▸ **Brief**: Identify every line in the records below that contains the word "numerical", and copy each of those lines.

* START Given records *

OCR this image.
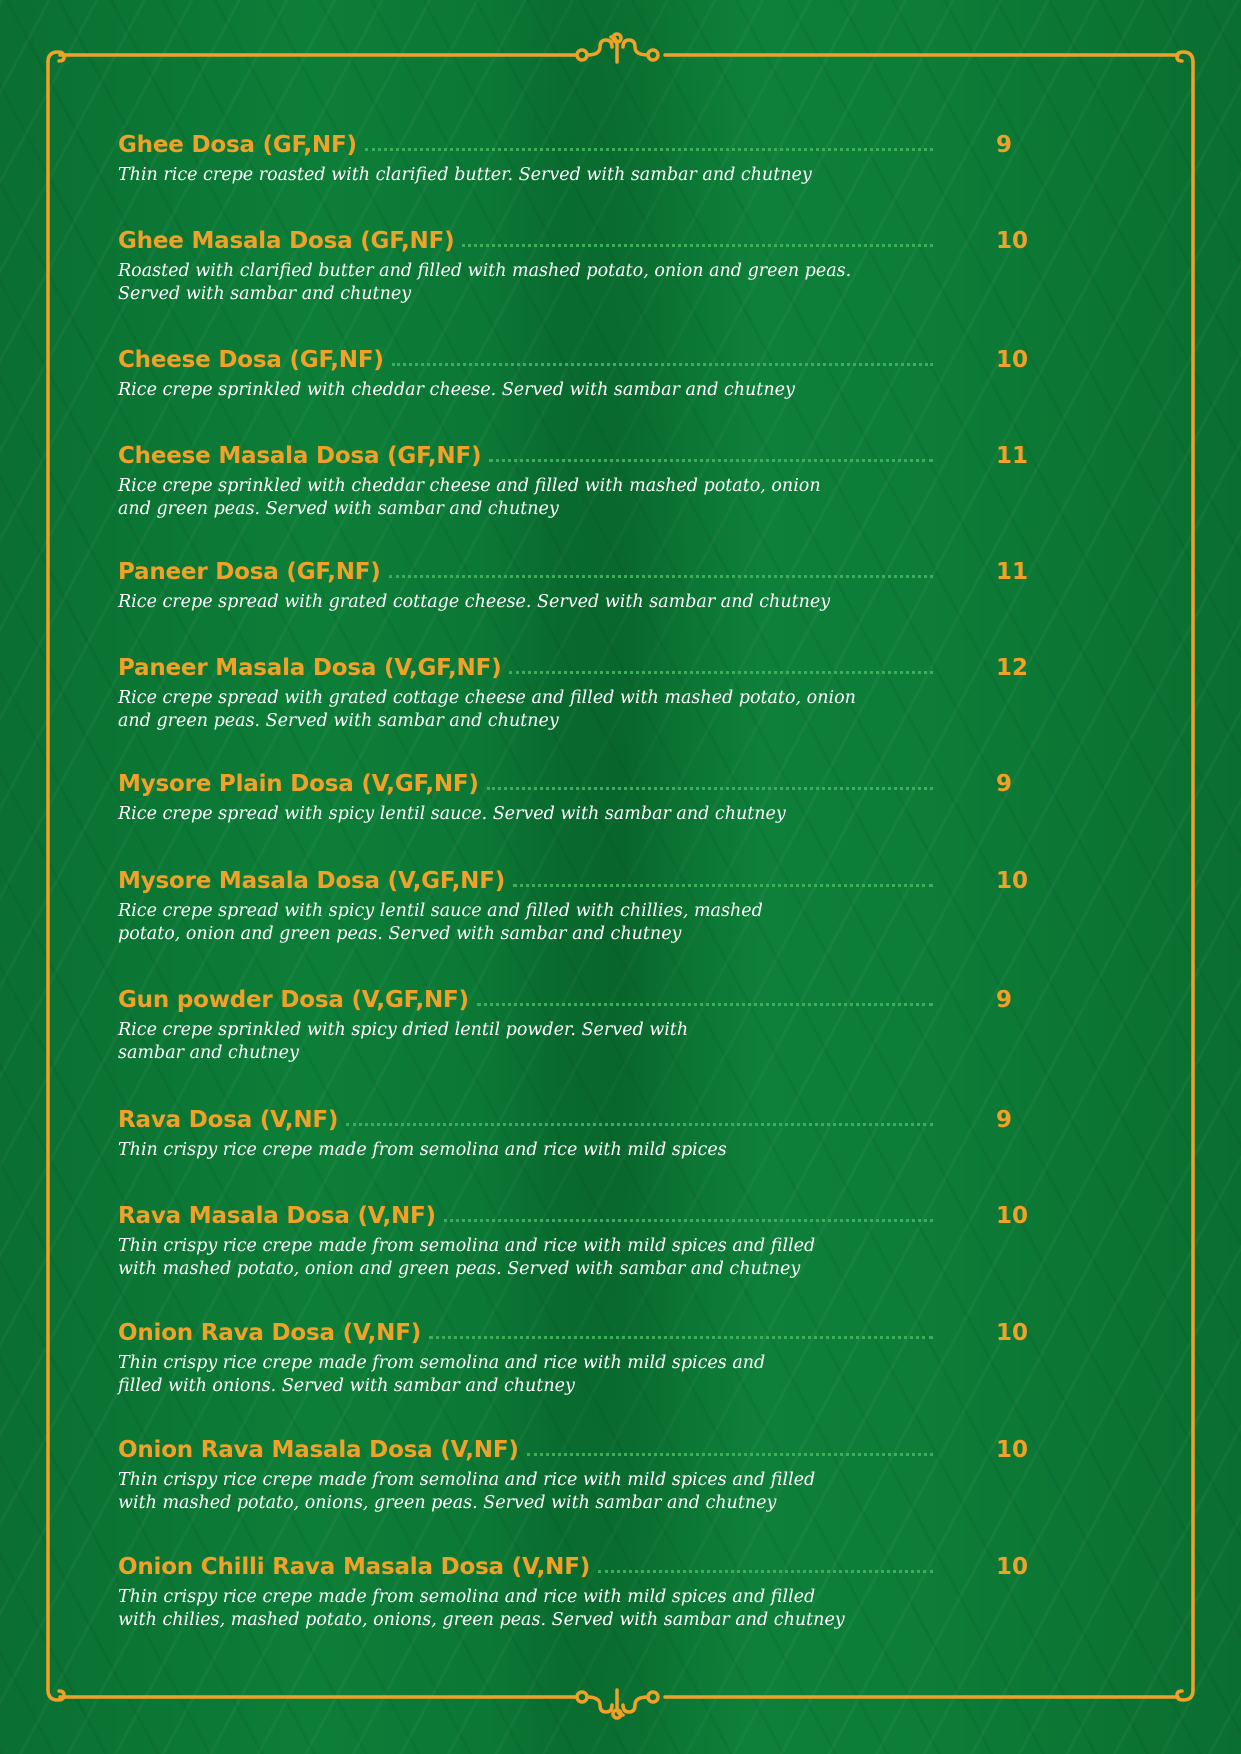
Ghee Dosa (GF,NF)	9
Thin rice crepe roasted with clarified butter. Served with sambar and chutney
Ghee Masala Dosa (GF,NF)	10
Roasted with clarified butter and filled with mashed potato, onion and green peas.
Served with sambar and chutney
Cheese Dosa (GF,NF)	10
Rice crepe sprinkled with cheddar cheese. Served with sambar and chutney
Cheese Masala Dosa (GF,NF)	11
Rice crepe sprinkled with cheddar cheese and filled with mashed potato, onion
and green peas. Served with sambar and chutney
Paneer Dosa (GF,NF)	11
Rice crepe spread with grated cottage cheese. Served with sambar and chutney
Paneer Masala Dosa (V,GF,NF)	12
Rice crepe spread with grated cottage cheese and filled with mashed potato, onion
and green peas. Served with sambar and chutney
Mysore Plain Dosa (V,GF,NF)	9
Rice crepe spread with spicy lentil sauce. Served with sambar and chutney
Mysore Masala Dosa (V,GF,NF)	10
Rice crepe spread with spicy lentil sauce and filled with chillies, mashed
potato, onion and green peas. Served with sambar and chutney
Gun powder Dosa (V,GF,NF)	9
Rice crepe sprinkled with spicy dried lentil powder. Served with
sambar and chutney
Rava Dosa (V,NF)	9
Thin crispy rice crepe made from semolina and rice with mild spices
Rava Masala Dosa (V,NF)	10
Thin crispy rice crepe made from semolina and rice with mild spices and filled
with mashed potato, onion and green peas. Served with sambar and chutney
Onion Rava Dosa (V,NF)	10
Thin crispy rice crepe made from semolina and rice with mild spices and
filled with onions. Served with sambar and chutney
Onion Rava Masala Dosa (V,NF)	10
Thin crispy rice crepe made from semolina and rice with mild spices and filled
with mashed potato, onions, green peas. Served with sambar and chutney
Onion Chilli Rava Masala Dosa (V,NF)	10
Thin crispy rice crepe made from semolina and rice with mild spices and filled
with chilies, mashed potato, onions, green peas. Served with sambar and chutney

* END Given records *
* START Given records *

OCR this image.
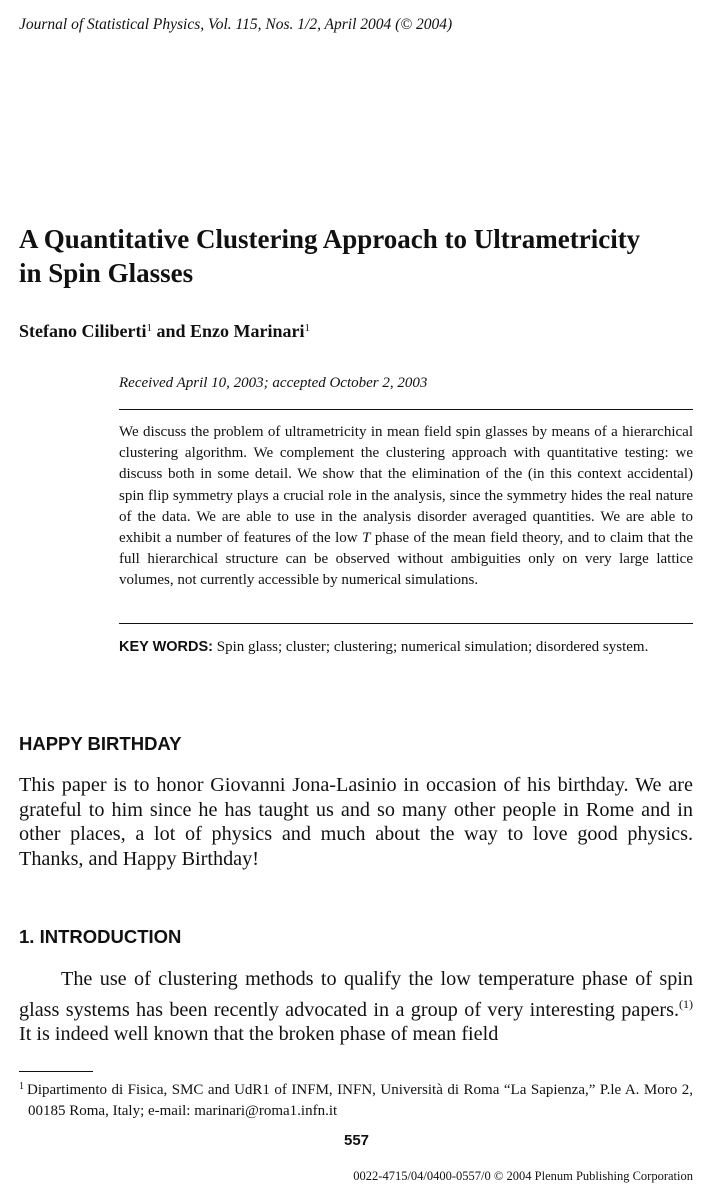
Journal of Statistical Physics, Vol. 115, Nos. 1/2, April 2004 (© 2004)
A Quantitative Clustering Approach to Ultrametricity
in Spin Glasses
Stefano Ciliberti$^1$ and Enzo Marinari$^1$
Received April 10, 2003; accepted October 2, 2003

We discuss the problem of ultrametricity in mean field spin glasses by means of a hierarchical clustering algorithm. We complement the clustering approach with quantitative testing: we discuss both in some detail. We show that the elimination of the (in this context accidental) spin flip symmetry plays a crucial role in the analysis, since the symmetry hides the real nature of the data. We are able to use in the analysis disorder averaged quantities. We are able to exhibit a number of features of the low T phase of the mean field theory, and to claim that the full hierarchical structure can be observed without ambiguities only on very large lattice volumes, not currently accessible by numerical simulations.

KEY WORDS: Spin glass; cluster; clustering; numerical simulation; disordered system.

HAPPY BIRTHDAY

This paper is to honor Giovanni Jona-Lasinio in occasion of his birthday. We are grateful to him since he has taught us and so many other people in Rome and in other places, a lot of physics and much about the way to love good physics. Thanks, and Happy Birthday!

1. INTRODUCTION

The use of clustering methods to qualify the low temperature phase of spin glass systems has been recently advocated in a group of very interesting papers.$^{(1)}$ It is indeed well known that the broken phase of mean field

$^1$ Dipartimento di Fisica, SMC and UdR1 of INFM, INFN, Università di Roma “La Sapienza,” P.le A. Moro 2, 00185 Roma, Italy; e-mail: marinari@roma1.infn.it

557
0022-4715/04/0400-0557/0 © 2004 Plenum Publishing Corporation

* END Given records *

▸ **Final answer**:
We discuss the problem of ultrametricity in mean field spin glasses by means of a hierarchical clustering algorithm. We complement the clustering approach with quantitative testing: we discuss both in some detail. We show that the elimination of the (in this context accidental) spin flip symmetry plays a crucial role in the analysis, since the symmetry hides the real nature of the data. We are able to use in the analysis disorder averaged quantities. We are able to exhibit a number of features of the low T phase of the mean field theory, and to claim that the full hierarchical structure can be observed without ambiguities only on very large lattice volumes, not currently accessible by numerical simulations.
KEY WORDS: Spin glass; cluster; clustering; numerical simulation; disordered system.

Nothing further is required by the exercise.